— Start of TASK DATA —

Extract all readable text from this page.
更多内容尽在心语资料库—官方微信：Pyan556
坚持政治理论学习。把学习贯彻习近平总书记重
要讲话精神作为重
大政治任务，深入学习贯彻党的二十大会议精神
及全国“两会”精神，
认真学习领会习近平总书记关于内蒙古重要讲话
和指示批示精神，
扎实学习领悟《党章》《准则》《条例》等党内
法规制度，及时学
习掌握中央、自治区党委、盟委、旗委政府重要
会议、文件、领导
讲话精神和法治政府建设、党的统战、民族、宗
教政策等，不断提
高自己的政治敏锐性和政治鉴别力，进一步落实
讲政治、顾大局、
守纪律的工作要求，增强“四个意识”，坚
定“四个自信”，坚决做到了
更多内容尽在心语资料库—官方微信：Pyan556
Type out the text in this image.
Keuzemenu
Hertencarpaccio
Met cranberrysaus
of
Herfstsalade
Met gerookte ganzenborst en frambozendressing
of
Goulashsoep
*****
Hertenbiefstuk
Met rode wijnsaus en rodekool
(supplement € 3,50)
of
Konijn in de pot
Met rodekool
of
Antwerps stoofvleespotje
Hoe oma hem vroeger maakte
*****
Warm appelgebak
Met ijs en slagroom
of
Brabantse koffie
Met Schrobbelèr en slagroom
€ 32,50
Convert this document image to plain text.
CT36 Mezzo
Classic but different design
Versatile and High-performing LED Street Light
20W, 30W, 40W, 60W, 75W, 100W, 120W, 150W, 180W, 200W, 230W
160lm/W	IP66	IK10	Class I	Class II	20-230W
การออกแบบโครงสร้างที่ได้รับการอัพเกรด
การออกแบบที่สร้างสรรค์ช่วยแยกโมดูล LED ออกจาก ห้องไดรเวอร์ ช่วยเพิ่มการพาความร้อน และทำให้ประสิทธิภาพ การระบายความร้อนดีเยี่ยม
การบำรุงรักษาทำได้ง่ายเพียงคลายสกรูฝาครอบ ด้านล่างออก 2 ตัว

— End of TASK DATA —

**THE TASK**
Each line of the material should be duplicated exactly, please.

**ANSWER BELOW**
Extract all readable text from this page.
更多内容尽在心语资料库—官方微信：Pyan556
坚持政治理论学习。把学习贯彻习近平总书记重
要讲话精神作为重
大政治任务，深入学习贯彻党的二十大会议精神
及全国“两会”精神，
认真学习领会习近平总书记关于内蒙古重要讲话
和指示批示精神，
扎实学习领悟《党章》《准则》《条例》等党内
法规制度，及时学
习掌握中央、自治区党委、盟委、旗委政府重要
会议、文件、领导
讲话精神和法治政府建设、党的统战、民族、宗
教政策等，不断提
高自己的政治敏锐性和政治鉴别力，进一步落实
讲政治、顾大局、
守纪律的工作要求，增强“四个意识”，坚
定“四个自信”，坚决做到了
更多内容尽在心语资料库—官方微信：Pyan556
Type out the text in this image.
Keuzemenu
Hertencarpaccio
Met cranberrysaus
of
Herfstsalade
Met gerookte ganzenborst en frambozendressing
of
Goulashsoep
*****
Hertenbiefstuk
Met rode wijnsaus en rodekool
(supplement € 3,50)
of
Konijn in de pot
Met rodekool
of
Antwerps stoofvleespotje
Hoe oma hem vroeger maakte
*****
Warm appelgebak
Met ijs en slagroom
of
Brabantse koffie
Met Schrobbelèr en slagroom
€ 32,50
Convert this document image to plain text.
CT36 Mezzo
Classic but different design
Versatile and High-performing LED Street Light
20W, 30W, 40W, 60W, 75W, 100W, 120W, 150W, 180W, 200W, 230W
160lm/W	IP66	IK10	Class I	Class II	20-230W
การออกแบบโครงสร้างที่ได้รับการอัพเกรด
การออกแบบที่สร้างสรรค์ช่วยแยกโมดูล LED ออกจาก ห้องไดรเวอร์ ช่วยเพิ่มการพาความร้อน และทำให้ประสิทธิภาพ การระบายความร้อนดีเยี่ยม
การบำรุงรักษาทำได้ง่ายเพียงคลายสกรูฝาครอบ ด้านล่างออก 2 ตัว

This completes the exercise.